## TASK DIRECTIONS
Extract the full set of records, then give each one again exactly.

## ROWS

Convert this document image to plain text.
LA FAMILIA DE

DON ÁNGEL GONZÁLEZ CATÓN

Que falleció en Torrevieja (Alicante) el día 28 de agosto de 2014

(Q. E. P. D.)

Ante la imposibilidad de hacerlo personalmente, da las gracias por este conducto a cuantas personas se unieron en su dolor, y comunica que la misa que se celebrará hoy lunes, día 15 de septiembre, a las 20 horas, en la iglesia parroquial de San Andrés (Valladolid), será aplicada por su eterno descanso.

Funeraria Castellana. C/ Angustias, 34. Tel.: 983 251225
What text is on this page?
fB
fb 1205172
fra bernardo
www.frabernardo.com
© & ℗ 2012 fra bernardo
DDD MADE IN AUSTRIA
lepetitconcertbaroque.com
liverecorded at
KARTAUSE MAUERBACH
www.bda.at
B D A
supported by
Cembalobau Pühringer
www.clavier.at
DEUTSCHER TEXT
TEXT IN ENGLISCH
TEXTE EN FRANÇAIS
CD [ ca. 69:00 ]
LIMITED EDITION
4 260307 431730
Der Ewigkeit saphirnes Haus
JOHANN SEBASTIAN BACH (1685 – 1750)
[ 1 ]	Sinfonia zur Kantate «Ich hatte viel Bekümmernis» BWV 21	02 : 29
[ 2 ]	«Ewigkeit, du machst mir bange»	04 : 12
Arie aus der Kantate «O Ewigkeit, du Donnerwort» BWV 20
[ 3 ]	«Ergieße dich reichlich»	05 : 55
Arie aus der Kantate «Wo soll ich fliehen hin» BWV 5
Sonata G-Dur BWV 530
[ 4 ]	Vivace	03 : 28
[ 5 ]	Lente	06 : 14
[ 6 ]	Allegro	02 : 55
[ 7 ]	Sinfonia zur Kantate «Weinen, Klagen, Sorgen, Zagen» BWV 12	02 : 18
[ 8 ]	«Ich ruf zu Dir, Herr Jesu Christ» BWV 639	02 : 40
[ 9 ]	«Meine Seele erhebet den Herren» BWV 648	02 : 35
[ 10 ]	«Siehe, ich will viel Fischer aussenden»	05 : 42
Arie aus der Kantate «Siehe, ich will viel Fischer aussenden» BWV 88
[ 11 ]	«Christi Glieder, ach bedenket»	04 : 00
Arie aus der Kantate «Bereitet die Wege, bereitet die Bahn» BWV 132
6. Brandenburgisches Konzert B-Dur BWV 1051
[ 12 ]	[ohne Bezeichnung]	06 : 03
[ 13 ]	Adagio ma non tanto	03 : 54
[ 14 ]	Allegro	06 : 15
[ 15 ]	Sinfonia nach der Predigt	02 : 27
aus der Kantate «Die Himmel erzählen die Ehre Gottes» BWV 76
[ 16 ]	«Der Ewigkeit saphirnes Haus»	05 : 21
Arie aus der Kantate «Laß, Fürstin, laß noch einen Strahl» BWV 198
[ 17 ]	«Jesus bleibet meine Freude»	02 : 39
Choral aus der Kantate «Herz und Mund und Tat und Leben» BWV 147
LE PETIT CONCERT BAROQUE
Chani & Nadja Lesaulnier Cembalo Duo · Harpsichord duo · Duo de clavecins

## WRITTEN ANSWER
Convert this document image to plain text.
LA FAMILIA DE

DON ÁNGEL GONZÁLEZ CATÓN

Que falleció en Torrevieja (Alicante) el día 28 de agosto de 2014

(Q. E. P. D.)

Ante la imposibilidad de hacerlo personalmente, da las gracias por este conducto a cuantas personas se unieron en su dolor, y comunica que la misa que se celebrará hoy lunes, día 15 de septiembre, a las 20 horas, en la iglesia parroquial de San Andrés (Valladolid), será aplicada por su eterno descanso.

Funeraria Castellana. C/ Angustias, 34. Tel.: 983 251225
What text is on this page?
fB
fb 1205172
fra bernardo
www.frabernardo.com
© & ℗ 2012 fra bernardo
DDD MADE IN AUSTRIA
lepetitconcertbaroque.com
liverecorded at
KARTAUSE MAUERBACH
www.bda.at
B D A
supported by
Cembalobau Pühringer
www.clavier.at
DEUTSCHER TEXT
TEXT IN ENGLISCH
TEXTE EN FRANÇAIS
CD [ ca. 69:00 ]
LIMITED EDITION
4 260307 431730
Der Ewigkeit saphirnes Haus
JOHANN SEBASTIAN BACH (1685 – 1750)
[ 1 ]	Sinfonia zur Kantate «Ich hatte viel Bekümmernis» BWV 21	02 : 29
[ 2 ]	«Ewigkeit, du machst mir bange»	04 : 12
Arie aus der Kantate «O Ewigkeit, du Donnerwort» BWV 20
[ 3 ]	«Ergieße dich reichlich»	05 : 55
Arie aus der Kantate «Wo soll ich fliehen hin» BWV 5
Sonata G-Dur BWV 530
[ 4 ]	Vivace	03 : 28
[ 5 ]	Lente	06 : 14
[ 6 ]	Allegro	02 : 55
[ 7 ]	Sinfonia zur Kantate «Weinen, Klagen, Sorgen, Zagen» BWV 12	02 : 18
[ 8 ]	«Ich ruf zu Dir, Herr Jesu Christ» BWV 639	02 : 40
[ 9 ]	«Meine Seele erhebet den Herren» BWV 648	02 : 35
[ 10 ]	«Siehe, ich will viel Fischer aussenden»	05 : 42
Arie aus der Kantate «Siehe, ich will viel Fischer aussenden» BWV 88
[ 11 ]	«Christi Glieder, ach bedenket»	04 : 00
Arie aus der Kantate «Bereitet die Wege, bereitet die Bahn» BWV 132
6. Brandenburgisches Konzert B-Dur BWV 1051
[ 12 ]	[ohne Bezeichnung]	06 : 03
[ 13 ]	Adagio ma non tanto	03 : 54
[ 14 ]	Allegro	06 : 15
[ 15 ]	Sinfonia nach der Predigt	02 : 27
aus der Kantate «Die Himmel erzählen die Ehre Gottes» BWV 76
[ 16 ]	«Der Ewigkeit saphirnes Haus»	05 : 21
Arie aus der Kantate «Laß, Fürstin, laß noch einen Strahl» BWV 198
[ 17 ]	«Jesus bleibet meine Freude»	02 : 39
Choral aus der Kantate «Herz und Mund und Tat und Leben» BWV 147
LE PETIT CONCERT BAROQUE
Chani & Nadja Lesaulnier Cembalo Duo · Harpsichord duo · Duo de clavecins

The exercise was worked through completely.